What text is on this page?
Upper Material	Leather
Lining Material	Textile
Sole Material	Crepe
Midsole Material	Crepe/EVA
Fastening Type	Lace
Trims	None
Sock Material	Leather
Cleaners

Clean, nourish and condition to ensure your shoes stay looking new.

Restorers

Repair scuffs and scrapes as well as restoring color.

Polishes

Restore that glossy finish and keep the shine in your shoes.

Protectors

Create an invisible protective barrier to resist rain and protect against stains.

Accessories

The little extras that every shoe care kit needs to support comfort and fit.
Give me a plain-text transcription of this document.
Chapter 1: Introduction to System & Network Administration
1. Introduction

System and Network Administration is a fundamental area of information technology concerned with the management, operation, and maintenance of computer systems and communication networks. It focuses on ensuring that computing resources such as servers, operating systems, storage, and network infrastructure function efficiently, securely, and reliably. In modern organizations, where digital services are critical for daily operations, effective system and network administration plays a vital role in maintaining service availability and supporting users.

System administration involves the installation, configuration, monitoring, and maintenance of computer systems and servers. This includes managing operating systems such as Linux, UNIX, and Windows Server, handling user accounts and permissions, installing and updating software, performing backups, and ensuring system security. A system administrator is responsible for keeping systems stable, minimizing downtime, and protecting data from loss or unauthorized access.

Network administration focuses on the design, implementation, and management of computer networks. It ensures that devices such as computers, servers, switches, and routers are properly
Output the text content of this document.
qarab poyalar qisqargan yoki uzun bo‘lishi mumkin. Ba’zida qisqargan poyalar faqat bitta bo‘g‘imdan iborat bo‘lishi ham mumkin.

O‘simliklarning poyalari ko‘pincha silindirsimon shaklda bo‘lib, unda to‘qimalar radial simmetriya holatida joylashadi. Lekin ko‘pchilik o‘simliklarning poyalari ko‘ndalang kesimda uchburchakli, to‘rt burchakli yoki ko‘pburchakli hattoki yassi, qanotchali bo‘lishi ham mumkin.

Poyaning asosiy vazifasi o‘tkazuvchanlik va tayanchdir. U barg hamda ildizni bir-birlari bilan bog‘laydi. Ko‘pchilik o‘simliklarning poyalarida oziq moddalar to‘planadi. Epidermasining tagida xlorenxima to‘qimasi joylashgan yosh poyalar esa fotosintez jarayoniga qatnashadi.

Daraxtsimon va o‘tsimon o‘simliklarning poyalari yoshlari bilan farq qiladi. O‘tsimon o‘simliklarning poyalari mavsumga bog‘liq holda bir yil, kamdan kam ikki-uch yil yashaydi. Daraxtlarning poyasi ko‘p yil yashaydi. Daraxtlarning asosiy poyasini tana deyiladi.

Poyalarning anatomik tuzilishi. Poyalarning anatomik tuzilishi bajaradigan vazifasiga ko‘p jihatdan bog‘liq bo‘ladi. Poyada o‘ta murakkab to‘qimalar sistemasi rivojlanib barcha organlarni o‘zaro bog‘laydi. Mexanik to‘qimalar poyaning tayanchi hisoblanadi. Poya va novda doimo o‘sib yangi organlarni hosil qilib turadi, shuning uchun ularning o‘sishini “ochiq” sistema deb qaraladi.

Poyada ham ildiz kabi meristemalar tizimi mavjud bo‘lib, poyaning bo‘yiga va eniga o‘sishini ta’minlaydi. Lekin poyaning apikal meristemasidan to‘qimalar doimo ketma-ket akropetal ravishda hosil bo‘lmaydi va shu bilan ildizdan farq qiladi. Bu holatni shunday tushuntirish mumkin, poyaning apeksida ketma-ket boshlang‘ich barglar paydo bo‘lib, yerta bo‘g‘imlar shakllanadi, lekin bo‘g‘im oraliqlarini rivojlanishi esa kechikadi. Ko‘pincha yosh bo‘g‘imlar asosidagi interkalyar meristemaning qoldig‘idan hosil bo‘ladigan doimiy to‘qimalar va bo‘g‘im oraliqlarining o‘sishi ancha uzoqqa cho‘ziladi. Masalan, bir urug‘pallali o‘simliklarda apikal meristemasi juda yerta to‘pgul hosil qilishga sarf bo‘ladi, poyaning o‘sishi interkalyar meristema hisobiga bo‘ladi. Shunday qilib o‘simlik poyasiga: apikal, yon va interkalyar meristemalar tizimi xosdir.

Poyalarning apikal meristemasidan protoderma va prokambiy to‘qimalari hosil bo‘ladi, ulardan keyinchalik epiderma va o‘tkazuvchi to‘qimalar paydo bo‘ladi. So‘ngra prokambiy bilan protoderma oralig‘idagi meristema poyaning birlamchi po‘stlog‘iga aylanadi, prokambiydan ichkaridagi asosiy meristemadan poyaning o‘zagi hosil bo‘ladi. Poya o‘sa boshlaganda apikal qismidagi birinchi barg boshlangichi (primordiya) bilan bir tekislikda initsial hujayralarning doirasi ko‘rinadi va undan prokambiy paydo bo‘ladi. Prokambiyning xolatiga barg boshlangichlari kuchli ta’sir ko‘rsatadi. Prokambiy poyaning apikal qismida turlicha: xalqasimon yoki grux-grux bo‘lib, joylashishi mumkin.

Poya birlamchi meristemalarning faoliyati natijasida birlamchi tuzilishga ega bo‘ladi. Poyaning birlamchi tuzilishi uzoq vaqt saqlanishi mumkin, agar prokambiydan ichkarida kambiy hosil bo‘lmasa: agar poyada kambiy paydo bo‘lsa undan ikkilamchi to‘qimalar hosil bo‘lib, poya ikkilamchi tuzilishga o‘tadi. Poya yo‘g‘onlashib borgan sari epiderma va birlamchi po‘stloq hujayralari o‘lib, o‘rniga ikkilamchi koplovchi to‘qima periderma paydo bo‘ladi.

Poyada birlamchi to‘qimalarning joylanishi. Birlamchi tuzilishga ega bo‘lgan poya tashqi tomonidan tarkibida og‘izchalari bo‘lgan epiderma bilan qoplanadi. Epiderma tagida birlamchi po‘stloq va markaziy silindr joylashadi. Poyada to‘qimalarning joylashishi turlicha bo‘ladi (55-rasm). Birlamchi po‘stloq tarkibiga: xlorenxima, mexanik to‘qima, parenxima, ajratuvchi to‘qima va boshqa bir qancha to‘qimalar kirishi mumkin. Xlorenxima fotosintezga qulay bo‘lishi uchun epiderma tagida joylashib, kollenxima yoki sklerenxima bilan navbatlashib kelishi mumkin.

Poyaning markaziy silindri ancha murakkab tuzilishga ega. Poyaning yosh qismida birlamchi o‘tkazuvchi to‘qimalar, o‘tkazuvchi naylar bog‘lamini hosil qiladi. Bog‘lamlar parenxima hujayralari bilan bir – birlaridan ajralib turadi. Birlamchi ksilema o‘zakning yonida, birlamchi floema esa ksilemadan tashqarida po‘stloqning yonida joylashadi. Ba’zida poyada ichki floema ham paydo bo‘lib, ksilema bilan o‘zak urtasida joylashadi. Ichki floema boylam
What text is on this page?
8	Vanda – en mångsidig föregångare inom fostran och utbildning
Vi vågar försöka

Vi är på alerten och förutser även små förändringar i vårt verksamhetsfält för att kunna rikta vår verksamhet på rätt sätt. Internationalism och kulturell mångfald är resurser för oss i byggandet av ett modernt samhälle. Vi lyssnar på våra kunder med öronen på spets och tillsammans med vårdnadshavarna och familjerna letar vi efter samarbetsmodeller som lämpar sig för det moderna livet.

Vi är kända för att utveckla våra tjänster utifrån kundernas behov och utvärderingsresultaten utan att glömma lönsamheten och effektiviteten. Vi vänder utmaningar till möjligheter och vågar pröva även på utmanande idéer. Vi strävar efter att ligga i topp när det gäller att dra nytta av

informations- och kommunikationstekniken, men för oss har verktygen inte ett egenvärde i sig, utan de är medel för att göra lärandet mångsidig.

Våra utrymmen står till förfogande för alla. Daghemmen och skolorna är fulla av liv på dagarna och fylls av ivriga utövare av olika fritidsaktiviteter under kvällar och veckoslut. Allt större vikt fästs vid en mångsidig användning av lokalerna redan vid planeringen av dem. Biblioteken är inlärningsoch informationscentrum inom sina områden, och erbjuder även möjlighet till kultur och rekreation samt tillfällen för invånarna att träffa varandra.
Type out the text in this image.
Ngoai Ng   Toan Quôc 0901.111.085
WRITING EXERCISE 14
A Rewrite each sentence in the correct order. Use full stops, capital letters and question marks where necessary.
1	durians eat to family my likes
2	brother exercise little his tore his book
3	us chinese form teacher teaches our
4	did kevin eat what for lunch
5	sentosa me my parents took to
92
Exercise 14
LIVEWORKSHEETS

◆ ◆ ◆ ◆

• Goal: From the line with "Type out the text in this image." to the last line of the material, give every line again exactly, and only those lines.

• Written response:
Type out the text in this image.
Ngoai Ng   Toan Quôc 0901.111.085
WRITING EXERCISE 14
A Rewrite each sentence in the correct order. Use full stops, capital letters and question marks where necessary.
1	durians eat to family my likes
2	brother exercise little his tore his book
3	us chinese form teacher teaches our
4	did kevin eat what for lunch
5	sentosa me my parents took to
92
Exercise 14
LIVEWORKSHEETS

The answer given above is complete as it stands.